Work to do –
Every line of the data must be copied exactly.
══ Exercise materials
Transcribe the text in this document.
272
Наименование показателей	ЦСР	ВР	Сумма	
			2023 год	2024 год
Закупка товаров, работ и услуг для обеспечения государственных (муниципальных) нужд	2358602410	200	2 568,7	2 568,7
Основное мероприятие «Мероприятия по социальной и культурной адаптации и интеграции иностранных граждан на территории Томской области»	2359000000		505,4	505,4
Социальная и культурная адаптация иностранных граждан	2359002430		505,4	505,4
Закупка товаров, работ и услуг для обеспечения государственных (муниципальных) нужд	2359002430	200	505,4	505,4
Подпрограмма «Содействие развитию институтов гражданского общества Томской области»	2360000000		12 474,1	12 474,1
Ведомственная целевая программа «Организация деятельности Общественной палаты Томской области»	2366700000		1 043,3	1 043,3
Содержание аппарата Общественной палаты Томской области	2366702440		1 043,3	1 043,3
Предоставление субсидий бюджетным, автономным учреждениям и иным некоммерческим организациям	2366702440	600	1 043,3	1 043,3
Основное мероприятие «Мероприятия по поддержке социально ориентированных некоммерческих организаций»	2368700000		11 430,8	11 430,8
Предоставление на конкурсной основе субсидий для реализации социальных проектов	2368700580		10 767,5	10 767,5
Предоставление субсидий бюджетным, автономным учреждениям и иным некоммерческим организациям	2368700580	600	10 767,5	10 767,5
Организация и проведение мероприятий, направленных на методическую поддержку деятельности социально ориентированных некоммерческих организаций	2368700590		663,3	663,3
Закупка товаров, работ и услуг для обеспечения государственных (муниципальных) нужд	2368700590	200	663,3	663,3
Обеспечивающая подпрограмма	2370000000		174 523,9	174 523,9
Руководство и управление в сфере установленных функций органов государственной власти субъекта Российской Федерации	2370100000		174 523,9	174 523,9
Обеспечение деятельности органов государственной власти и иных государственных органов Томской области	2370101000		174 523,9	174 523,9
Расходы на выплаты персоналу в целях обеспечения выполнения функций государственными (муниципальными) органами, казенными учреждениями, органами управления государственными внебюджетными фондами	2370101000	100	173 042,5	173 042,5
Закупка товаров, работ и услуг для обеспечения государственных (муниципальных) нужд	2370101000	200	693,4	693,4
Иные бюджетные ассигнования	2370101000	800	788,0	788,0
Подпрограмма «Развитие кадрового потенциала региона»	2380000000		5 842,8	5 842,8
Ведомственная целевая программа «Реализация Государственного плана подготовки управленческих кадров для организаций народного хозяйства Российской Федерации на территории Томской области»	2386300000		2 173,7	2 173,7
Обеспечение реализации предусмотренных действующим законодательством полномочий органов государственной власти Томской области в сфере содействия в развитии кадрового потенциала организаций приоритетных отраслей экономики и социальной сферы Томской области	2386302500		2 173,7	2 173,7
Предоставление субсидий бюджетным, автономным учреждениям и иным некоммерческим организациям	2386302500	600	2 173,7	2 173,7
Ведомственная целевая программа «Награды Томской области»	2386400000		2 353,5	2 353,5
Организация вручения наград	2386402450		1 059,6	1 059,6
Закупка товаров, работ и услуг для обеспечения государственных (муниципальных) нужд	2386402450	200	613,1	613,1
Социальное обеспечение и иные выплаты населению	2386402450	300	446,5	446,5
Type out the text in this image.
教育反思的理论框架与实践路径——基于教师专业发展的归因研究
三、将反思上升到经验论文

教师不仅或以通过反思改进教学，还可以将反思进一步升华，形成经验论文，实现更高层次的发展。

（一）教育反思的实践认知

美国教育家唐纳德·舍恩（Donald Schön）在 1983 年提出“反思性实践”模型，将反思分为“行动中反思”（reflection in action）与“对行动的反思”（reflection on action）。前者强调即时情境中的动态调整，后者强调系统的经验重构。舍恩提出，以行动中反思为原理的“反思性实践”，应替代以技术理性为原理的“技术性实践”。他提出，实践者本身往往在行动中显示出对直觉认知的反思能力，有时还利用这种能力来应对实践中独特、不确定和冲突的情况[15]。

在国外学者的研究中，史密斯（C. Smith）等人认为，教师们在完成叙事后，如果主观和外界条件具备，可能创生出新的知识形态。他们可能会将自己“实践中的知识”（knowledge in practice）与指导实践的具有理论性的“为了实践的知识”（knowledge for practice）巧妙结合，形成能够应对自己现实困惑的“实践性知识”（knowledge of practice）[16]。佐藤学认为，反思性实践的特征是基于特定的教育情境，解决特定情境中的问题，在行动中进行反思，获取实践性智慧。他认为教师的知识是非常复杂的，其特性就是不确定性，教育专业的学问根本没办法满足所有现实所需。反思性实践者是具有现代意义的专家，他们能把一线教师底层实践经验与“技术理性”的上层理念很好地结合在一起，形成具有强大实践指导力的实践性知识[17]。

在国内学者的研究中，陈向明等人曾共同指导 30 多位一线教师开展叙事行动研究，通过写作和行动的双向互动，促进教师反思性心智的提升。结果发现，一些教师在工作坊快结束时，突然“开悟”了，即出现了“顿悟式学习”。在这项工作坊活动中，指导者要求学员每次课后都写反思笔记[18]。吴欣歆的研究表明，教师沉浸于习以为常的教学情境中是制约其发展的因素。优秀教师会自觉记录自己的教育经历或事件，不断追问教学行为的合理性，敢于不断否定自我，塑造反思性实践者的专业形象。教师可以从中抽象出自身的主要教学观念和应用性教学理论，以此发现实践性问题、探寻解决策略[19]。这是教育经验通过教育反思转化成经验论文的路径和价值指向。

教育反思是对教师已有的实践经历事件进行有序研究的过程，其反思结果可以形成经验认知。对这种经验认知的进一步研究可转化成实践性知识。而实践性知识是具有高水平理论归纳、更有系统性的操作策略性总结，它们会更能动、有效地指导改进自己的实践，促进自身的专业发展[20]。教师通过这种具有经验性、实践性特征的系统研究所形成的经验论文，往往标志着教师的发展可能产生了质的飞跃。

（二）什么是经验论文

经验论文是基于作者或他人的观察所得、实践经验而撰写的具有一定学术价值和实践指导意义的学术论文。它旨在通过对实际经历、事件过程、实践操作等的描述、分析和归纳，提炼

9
════
Task result –
Transcribe the text in this document.
272
Наименование показателей	ЦСР	ВР	Сумма	
			2023 год	2024 год
Закупка товаров, работ и услуг для обеспечения государственных (муниципальных) нужд	2358602410	200	2 568,7	2 568,7
Основное мероприятие «Мероприятия по социальной и культурной адаптации и интеграции иностранных граждан на территории Томской области»	2359000000		505,4	505,4
Социальная и культурная адаптация иностранных граждан	2359002430		505,4	505,4
Закупка товаров, работ и услуг для обеспечения государственных (муниципальных) нужд	2359002430	200	505,4	505,4
Подпрограмма «Содействие развитию институтов гражданского общества Томской области»	2360000000		12 474,1	12 474,1
Ведомственная целевая программа «Организация деятельности Общественной палаты Томской области»	2366700000		1 043,3	1 043,3
Содержание аппарата Общественной палаты Томской области	2366702440		1 043,3	1 043,3
Предоставление субсидий бюджетным, автономным учреждениям и иным некоммерческим организациям	2366702440	600	1 043,3	1 043,3
Основное мероприятие «Мероприятия по поддержке социально ориентированных некоммерческих организаций»	2368700000		11 430,8	11 430,8
Предоставление на конкурсной основе субсидий для реализации социальных проектов	2368700580		10 767,5	10 767,5
Предоставление субсидий бюджетным, автономным учреждениям и иным некоммерческим организациям	2368700580	600	10 767,5	10 767,5
Организация и проведение мероприятий, направленных на методическую поддержку деятельности социально ориентированных некоммерческих организаций	2368700590		663,3	663,3
Закупка товаров, работ и услуг для обеспечения государственных (муниципальных) нужд	2368700590	200	663,3	663,3
Обеспечивающая подпрограмма	2370000000		174 523,9	174 523,9
Руководство и управление в сфере установленных функций органов государственной власти субъекта Российской Федерации	2370100000		174 523,9	174 523,9
Обеспечение деятельности органов государственной власти и иных государственных органов Томской области	2370101000		174 523,9	174 523,9
Расходы на выплаты персоналу в целях обеспечения выполнения функций государственными (муниципальными) органами, казенными учреждениями, органами управления государственными внебюджетными фондами	2370101000	100	173 042,5	173 042,5
Закупка товаров, работ и услуг для обеспечения государственных (муниципальных) нужд	2370101000	200	693,4	693,4
Иные бюджетные ассигнования	2370101000	800	788,0	788,0
Подпрограмма «Развитие кадрового потенциала региона»	2380000000		5 842,8	5 842,8
Ведомственная целевая программа «Реализация Государственного плана подготовки управленческих кадров для организаций народного хозяйства Российской Федерации на территории Томской области»	2386300000		2 173,7	2 173,7
Обеспечение реализации предусмотренных действующим законодательством полномочий органов государственной власти Томской области в сфере содействия в развитии кадрового потенциала организаций приоритетных отраслей экономики и социальной сферы Томской области	2386302500		2 173,7	2 173,7
Предоставление субсидий бюджетным, автономным учреждениям и иным некоммерческим организациям	2386302500	600	2 173,7	2 173,7
Ведомственная целевая программа «Награды Томской области»	2386400000		2 353,5	2 353,5
Организация вручения наград	2386402450		1 059,6	1 059,6
Закупка товаров, работ и услуг для обеспечения государственных (муниципальных) нужд	2386402450	200	613,1	613,1
Социальное обеспечение и иные выплаты населению	2386402450	300	446,5	446,5
Type out the text in this image.
教育反思的理论框架与实践路径——基于教师专业发展的归因研究
三、将反思上升到经验论文

教师不仅或以通过反思改进教学，还可以将反思进一步升华，形成经验论文，实现更高层次的发展。

（一）教育反思的实践认知

美国教育家唐纳德·舍恩（Donald Schön）在 1983 年提出“反思性实践”模型，将反思分为“行动中反思”（reflection in action）与“对行动的反思”（reflection on action）。前者强调即时情境中的动态调整，后者强调系统的经验重构。舍恩提出，以行动中反思为原理的“反思性实践”，应替代以技术理性为原理的“技术性实践”。他提出，实践者本身往往在行动中显示出对直觉认知的反思能力，有时还利用这种能力来应对实践中独特、不确定和冲突的情况[15]。

在国外学者的研究中，史密斯（C. Smith）等人认为，教师们在完成叙事后，如果主观和外界条件具备，可能创生出新的知识形态。他们可能会将自己“实践中的知识”（knowledge in practice）与指导实践的具有理论性的“为了实践的知识”（knowledge for practice）巧妙结合，形成能够应对自己现实困惑的“实践性知识”（knowledge of practice）[16]。佐藤学认为，反思性实践的特征是基于特定的教育情境，解决特定情境中的问题，在行动中进行反思，获取实践性智慧。他认为教师的知识是非常复杂的，其特性就是不确定性，教育专业的学问根本没办法满足所有现实所需。反思性实践者是具有现代意义的专家，他们能把一线教师底层实践经验与“技术理性”的上层理念很好地结合在一起，形成具有强大实践指导力的实践性知识[17]。

在国内学者的研究中，陈向明等人曾共同指导 30 多位一线教师开展叙事行动研究，通过写作和行动的双向互动，促进教师反思性心智的提升。结果发现，一些教师在工作坊快结束时，突然“开悟”了，即出现了“顿悟式学习”。在这项工作坊活动中，指导者要求学员每次课后都写反思笔记[18]。吴欣歆的研究表明，教师沉浸于习以为常的教学情境中是制约其发展的因素。优秀教师会自觉记录自己的教育经历或事件，不断追问教学行为的合理性，敢于不断否定自我，塑造反思性实践者的专业形象。教师可以从中抽象出自身的主要教学观念和应用性教学理论，以此发现实践性问题、探寻解决策略[19]。这是教育经验通过教育反思转化成经验论文的路径和价值指向。

教育反思是对教师已有的实践经历事件进行有序研究的过程，其反思结果可以形成经验认知。对这种经验认知的进一步研究可转化成实践性知识。而实践性知识是具有高水平理论归纳、更有系统性的操作策略性总结，它们会更能动、有效地指导改进自己的实践，促进自身的专业发展[20]。教师通过这种具有经验性、实践性特征的系统研究所形成的经验论文，往往标志着教师的发展可能产生了质的飞跃。

（二）什么是经验论文

经验论文是基于作者或他人的观察所得、实践经验而撰写的具有一定学术价值和实践指导意义的学术论文。它旨在通过对实际经历、事件过程、实践操作等的描述、分析和归纳，提炼

9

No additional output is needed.